Locate each line in the records containing "title". Copy it.
*** SUPPLIED DATA
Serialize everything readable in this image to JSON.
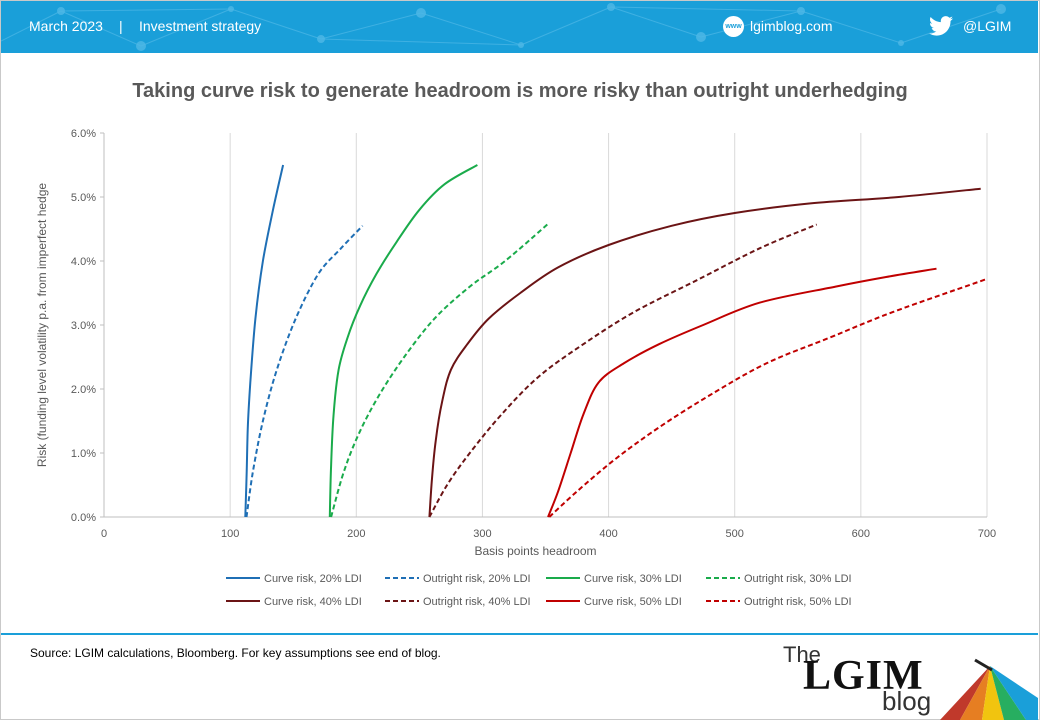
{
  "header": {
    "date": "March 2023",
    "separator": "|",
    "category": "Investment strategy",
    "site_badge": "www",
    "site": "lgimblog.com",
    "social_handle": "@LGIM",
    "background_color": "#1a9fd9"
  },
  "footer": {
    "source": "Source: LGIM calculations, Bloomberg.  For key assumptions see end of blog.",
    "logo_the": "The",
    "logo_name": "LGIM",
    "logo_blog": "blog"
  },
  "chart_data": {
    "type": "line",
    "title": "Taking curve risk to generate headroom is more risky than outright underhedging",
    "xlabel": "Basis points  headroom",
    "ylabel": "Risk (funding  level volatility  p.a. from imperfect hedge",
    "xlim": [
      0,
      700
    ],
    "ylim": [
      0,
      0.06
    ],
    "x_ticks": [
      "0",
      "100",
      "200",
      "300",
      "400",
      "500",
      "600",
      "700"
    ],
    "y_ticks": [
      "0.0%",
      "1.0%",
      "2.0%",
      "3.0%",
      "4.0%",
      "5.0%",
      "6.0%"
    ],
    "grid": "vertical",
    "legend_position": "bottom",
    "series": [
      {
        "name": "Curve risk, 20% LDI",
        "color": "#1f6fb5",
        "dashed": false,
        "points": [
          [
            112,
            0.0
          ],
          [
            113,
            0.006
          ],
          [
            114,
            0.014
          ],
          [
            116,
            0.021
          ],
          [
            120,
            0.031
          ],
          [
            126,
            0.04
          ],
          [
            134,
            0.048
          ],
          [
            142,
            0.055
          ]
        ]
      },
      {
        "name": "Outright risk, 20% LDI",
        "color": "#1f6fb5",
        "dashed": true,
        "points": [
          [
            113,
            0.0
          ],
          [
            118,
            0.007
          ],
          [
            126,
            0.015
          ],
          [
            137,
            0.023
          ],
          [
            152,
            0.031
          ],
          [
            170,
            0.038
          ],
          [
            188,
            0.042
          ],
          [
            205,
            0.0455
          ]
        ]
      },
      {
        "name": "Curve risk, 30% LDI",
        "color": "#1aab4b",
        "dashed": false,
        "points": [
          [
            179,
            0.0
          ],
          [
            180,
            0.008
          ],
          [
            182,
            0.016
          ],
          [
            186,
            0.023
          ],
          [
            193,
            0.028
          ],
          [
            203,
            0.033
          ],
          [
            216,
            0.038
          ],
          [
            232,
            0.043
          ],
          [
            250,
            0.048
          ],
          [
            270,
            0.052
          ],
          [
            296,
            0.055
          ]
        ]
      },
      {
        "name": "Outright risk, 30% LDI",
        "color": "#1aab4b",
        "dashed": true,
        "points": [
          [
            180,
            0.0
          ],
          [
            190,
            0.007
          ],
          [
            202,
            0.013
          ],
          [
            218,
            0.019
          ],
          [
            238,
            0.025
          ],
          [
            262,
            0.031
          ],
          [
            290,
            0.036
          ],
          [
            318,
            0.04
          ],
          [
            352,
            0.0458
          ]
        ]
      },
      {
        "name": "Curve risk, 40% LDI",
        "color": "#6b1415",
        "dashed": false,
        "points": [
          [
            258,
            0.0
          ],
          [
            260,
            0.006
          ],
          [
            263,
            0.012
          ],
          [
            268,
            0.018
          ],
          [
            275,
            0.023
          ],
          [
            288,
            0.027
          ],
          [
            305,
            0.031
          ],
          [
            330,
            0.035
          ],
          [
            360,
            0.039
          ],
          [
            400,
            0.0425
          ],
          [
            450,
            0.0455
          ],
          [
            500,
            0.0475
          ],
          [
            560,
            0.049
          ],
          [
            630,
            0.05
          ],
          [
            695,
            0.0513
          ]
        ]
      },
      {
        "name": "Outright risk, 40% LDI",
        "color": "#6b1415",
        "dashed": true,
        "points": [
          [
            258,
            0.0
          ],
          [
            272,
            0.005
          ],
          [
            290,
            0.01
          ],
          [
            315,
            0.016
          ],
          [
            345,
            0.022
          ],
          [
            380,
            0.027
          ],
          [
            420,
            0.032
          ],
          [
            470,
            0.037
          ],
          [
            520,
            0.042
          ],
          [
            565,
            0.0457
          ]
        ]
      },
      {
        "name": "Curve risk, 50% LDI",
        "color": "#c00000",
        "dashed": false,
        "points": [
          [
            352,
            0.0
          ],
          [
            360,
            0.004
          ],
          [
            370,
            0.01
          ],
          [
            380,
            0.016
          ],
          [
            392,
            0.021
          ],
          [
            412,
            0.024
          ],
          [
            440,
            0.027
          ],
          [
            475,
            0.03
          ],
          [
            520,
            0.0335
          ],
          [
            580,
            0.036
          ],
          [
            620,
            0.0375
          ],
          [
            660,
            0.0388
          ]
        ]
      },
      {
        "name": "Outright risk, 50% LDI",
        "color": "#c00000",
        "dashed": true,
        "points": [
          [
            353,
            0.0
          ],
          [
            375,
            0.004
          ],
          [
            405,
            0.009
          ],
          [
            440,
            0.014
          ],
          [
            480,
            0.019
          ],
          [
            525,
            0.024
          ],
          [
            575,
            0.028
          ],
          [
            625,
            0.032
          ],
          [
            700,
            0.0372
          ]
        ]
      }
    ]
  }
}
******
*** SUPPLIED DATA
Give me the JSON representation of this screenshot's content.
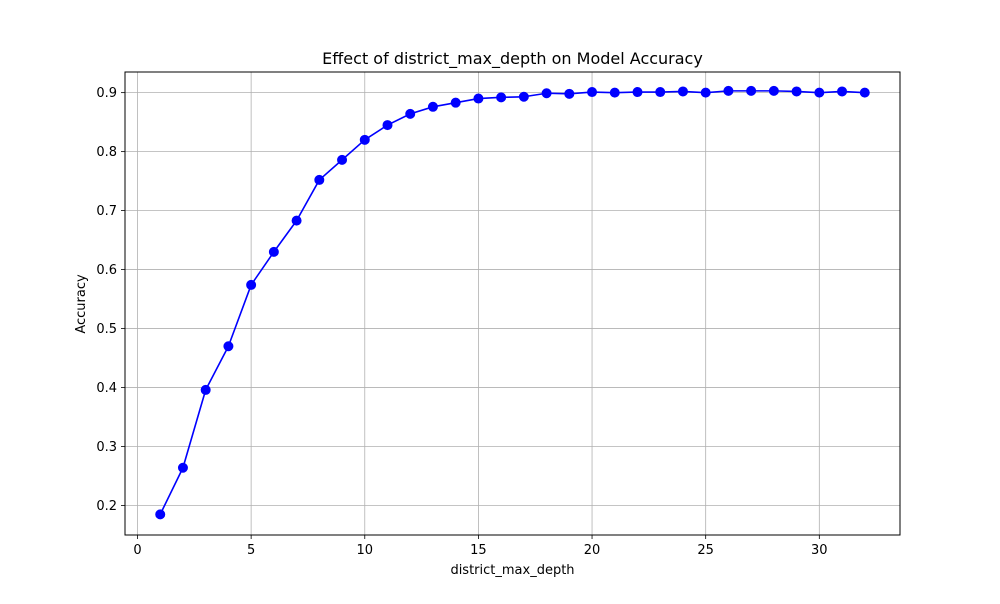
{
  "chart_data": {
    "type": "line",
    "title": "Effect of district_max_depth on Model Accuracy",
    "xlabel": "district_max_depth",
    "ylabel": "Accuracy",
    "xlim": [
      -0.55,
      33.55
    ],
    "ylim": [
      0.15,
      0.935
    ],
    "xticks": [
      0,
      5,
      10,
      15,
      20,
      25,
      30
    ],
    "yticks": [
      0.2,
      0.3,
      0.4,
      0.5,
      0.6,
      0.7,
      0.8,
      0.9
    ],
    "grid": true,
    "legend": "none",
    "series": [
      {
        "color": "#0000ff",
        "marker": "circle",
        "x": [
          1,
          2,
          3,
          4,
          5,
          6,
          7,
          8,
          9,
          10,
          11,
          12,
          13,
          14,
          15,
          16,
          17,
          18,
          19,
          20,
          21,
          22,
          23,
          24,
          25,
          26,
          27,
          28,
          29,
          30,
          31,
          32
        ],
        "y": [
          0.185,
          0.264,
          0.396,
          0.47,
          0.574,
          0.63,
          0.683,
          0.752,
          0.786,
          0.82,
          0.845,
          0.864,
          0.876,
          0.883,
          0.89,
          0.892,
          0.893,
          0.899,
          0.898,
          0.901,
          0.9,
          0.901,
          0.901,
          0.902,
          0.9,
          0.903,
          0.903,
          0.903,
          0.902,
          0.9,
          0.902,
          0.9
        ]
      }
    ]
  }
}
******
*** SUPPLIED DATA
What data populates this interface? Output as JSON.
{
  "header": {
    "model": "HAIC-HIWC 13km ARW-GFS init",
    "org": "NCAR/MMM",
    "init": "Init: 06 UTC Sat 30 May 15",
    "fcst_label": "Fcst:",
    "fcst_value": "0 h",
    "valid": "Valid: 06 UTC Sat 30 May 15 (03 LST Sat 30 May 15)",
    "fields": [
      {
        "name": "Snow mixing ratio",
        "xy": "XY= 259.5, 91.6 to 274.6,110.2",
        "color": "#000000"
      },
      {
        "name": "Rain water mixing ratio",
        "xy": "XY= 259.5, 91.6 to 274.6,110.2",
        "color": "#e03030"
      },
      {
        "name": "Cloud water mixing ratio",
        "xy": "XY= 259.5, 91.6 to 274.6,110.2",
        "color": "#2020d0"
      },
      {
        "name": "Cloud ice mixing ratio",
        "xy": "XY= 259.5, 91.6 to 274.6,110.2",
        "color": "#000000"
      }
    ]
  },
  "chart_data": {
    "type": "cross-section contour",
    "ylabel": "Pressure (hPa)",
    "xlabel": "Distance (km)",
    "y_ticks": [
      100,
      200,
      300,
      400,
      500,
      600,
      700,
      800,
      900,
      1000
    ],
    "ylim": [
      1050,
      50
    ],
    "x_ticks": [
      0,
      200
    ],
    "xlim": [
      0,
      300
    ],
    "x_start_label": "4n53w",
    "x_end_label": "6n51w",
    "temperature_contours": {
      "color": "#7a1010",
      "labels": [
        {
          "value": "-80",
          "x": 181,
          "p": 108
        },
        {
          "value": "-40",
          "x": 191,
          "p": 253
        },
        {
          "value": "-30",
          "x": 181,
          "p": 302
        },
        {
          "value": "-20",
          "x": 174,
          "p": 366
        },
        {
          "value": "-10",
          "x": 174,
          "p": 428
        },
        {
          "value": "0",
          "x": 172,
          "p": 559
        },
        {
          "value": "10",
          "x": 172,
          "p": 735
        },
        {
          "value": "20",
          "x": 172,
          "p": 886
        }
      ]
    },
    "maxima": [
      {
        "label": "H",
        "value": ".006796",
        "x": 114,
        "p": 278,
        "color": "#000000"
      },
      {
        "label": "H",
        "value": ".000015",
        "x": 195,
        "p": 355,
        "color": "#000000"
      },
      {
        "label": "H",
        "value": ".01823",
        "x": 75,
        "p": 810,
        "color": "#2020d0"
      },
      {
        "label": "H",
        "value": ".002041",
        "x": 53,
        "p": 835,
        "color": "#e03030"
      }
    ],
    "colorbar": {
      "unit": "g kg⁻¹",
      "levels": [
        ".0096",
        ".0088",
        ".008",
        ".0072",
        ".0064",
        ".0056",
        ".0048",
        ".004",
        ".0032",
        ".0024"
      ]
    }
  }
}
******
_WRITTEN ANSWER_
    "title": "Taking curve risk to generate headroom is more risky than outright underhedging",
    "title": "Effect of district_max_depth on Model Accuracy",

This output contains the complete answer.